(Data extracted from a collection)
——————————

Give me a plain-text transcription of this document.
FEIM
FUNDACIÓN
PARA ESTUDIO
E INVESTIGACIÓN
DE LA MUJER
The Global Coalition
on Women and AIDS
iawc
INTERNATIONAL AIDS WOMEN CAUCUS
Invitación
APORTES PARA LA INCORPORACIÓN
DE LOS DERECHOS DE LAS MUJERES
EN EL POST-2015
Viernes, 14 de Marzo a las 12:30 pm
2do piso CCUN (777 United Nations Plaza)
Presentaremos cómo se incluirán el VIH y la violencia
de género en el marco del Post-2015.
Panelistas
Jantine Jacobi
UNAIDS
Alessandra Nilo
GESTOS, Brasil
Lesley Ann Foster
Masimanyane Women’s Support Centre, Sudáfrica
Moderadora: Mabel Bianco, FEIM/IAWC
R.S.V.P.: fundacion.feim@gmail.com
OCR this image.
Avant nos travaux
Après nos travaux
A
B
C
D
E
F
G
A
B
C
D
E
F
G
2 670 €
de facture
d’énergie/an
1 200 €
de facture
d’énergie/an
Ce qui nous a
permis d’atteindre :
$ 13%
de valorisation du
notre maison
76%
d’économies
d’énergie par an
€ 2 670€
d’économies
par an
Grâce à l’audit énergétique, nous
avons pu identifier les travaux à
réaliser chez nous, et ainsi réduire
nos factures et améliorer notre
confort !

——————————

### INSTRUCTIONS TO FOLLOW
Take every line from the data that contains the word "nous".

### COMPLETE ANSWER
Ce qui nous a
Grâce à l’audit énergétique, nous
réaliser chez nous, et ainsi réduire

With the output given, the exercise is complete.